RECORDS SUPPLIED ▸
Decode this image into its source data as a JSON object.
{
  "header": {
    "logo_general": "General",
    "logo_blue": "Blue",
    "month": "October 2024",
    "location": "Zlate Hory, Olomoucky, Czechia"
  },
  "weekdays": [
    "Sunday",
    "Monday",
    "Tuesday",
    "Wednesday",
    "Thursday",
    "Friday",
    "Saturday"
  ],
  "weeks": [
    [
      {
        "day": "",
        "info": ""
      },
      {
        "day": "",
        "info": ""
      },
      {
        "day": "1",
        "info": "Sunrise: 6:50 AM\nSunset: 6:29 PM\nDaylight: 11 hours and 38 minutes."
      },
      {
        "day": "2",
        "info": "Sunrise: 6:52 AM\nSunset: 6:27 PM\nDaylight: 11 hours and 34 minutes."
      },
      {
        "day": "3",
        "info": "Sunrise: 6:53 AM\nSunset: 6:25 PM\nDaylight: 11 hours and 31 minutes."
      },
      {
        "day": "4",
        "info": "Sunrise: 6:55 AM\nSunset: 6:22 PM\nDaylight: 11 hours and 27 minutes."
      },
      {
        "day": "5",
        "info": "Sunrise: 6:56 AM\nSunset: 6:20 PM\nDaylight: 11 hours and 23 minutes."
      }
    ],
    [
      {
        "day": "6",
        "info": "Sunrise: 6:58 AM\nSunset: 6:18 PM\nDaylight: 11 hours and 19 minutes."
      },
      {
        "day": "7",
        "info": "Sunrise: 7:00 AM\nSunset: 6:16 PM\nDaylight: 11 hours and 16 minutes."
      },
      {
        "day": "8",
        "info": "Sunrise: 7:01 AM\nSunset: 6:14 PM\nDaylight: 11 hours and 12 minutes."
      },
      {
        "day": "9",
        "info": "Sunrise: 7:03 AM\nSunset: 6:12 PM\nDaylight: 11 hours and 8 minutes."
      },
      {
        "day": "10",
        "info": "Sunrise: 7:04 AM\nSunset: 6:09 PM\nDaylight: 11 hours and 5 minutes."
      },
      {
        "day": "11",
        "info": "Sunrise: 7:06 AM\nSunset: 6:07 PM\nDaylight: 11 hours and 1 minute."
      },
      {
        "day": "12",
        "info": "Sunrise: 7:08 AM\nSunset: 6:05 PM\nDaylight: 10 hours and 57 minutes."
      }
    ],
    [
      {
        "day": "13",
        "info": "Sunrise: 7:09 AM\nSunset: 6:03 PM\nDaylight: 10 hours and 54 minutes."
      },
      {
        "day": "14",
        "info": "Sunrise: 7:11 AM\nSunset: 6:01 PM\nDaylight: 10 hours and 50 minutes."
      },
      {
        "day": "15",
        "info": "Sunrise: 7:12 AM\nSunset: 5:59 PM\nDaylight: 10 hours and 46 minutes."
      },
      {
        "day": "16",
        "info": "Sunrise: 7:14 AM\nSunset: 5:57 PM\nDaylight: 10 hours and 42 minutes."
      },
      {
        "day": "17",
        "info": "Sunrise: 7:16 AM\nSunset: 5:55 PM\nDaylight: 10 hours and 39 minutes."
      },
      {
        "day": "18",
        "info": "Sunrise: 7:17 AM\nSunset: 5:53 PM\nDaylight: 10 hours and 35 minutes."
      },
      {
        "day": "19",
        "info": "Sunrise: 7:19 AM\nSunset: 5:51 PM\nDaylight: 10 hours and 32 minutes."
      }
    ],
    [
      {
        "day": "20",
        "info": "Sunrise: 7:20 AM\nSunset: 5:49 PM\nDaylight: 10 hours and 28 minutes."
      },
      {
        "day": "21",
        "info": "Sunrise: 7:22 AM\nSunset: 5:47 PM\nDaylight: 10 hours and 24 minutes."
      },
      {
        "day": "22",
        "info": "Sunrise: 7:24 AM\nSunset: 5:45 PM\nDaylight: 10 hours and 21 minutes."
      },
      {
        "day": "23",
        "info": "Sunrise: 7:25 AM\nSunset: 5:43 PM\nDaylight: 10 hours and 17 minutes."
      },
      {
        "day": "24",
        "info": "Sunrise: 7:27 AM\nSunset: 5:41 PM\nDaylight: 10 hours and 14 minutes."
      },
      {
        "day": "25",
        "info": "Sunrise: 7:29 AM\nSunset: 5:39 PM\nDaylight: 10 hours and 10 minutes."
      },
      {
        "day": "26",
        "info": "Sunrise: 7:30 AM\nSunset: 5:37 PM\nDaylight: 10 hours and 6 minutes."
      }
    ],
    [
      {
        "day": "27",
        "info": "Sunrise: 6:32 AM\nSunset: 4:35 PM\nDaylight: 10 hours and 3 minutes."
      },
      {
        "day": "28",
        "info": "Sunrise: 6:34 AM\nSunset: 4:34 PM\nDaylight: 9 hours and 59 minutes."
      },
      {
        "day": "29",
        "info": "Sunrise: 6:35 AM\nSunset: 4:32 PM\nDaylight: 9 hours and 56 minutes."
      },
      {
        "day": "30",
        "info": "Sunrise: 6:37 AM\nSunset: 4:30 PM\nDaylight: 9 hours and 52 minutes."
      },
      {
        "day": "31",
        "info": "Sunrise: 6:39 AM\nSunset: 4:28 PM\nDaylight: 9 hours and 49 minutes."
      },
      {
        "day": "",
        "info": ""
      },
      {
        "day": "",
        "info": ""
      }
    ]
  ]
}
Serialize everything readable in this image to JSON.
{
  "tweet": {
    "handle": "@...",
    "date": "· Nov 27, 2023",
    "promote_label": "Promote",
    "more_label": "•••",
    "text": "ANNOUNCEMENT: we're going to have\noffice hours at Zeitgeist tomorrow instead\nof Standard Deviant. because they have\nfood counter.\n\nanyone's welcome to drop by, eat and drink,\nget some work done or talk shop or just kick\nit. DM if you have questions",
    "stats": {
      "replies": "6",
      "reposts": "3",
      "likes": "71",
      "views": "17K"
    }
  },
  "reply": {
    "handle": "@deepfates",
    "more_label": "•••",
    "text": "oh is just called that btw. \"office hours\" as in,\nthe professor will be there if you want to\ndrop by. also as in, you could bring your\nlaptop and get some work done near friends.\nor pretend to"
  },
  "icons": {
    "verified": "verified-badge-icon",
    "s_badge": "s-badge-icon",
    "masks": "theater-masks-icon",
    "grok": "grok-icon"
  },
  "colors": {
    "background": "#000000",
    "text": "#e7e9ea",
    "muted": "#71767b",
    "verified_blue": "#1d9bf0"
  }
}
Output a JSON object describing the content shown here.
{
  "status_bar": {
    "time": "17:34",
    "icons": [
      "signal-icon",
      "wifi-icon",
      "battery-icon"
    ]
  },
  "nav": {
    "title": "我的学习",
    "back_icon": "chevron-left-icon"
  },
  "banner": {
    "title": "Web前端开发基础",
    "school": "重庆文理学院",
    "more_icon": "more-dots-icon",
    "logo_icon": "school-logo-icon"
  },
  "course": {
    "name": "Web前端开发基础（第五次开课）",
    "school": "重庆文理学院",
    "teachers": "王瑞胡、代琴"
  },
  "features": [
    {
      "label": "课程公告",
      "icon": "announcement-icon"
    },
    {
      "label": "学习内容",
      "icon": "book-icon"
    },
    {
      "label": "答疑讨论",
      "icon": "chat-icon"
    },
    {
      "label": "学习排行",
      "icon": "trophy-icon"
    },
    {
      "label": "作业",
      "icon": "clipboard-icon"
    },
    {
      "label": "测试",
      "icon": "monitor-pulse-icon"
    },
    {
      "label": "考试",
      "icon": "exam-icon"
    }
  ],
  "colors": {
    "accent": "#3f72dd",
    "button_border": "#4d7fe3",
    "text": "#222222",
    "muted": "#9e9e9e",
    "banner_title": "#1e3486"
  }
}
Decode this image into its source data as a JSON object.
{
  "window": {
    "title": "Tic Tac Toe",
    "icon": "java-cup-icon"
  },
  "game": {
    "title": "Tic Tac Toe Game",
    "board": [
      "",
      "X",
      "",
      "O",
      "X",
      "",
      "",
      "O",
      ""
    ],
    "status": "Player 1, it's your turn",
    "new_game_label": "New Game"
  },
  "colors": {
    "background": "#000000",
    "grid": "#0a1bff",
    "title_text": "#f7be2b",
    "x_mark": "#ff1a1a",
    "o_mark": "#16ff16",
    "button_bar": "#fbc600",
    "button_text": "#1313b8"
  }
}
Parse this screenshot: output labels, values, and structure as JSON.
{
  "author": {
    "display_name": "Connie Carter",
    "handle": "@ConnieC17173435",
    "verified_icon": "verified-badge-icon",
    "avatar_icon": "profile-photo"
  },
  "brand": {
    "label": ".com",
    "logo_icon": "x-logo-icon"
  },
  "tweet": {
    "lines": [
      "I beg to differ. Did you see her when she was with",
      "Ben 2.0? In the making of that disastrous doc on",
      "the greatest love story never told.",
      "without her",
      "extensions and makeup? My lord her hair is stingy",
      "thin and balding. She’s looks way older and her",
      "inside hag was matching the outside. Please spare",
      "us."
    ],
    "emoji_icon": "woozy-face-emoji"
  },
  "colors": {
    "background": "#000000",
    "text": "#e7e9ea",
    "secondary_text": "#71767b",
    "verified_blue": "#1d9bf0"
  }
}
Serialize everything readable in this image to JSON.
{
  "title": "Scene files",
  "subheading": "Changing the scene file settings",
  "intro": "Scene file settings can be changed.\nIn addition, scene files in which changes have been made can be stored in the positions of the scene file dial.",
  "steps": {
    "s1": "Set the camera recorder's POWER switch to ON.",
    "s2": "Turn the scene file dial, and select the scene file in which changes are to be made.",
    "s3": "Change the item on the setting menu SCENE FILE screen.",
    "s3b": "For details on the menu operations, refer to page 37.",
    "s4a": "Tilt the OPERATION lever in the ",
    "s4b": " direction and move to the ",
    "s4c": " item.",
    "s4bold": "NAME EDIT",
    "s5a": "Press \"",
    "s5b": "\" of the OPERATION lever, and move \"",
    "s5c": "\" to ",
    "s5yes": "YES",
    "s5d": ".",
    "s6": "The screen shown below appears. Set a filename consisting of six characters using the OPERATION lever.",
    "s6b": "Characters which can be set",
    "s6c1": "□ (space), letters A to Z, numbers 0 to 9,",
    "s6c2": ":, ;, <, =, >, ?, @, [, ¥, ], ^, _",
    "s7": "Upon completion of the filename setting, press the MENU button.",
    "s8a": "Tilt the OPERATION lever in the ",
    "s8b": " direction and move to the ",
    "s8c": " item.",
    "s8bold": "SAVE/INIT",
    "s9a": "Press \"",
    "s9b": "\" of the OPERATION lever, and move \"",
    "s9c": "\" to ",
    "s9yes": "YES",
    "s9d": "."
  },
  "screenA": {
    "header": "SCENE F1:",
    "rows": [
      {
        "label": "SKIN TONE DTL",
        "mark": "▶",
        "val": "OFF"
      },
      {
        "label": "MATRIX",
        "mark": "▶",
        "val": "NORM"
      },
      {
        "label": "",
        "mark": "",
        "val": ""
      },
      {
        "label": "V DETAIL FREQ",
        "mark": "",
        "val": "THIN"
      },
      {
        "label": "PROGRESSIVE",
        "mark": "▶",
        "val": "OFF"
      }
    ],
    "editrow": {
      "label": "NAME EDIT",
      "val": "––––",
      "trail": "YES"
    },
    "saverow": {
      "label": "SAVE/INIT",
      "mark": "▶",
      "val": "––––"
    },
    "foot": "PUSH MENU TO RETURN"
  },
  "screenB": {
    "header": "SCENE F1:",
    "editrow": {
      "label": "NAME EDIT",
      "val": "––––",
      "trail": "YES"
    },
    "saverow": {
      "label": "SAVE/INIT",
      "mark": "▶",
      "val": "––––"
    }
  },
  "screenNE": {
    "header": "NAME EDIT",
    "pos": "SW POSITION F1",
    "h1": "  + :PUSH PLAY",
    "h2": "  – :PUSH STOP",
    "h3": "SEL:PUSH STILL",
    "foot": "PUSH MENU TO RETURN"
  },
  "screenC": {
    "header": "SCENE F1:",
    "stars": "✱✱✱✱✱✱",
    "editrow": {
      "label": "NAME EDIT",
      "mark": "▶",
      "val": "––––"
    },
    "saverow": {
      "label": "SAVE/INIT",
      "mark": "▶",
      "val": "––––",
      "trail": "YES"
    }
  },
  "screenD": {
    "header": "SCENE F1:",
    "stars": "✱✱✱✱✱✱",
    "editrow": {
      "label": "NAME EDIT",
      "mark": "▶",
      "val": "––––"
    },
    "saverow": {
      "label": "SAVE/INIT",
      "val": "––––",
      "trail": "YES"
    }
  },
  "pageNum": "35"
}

DO THIS ▸
From the entries above, copy every line containing the word "dial".

FINAL ANSWER ▸
  "intro": "Scene file settings can be changed.\nIn addition, scene files in which changes have been made can be stored in the positions of the scene file dial.",
    "s2": "Turn the scene file dial, and select the scene file in which changes are to be made.",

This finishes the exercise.